Excerpt from a dataset:
_____

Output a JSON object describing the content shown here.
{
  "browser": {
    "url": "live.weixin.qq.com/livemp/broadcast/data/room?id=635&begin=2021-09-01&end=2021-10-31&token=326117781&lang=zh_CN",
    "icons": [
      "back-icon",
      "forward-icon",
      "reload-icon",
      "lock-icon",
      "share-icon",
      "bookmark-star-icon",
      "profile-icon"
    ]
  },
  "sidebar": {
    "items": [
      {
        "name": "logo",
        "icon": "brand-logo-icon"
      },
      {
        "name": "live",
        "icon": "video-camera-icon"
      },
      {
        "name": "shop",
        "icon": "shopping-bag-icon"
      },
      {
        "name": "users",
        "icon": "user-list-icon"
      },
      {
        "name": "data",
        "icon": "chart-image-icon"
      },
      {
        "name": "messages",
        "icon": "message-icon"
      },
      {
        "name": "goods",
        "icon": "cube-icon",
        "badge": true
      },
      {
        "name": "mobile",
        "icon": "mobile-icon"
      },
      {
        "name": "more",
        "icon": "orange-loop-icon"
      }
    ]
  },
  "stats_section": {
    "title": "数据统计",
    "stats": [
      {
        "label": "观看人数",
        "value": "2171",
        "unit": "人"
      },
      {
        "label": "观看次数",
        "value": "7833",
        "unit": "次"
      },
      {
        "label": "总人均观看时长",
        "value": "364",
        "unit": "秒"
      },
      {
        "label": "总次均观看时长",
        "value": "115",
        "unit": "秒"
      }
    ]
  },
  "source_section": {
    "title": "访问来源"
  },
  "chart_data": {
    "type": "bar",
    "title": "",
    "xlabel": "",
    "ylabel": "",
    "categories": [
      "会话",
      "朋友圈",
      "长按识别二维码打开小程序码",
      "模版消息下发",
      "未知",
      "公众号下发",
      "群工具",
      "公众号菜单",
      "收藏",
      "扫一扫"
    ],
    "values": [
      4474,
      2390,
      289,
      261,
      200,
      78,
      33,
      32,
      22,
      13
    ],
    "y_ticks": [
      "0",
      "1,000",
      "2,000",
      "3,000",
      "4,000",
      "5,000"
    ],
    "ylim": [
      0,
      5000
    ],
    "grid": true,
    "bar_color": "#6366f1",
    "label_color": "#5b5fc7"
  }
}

_____

● Aim of the exercise:
For each line of the listing that holds the word "name", show that line.

● Output below:
        "name": "logo",
        "name": "live",
        "name": "shop",
        "name": "users",
        "name": "data",
        "name": "messages",
        "name": "goods",
        "name": "mobile",
        "name": "more",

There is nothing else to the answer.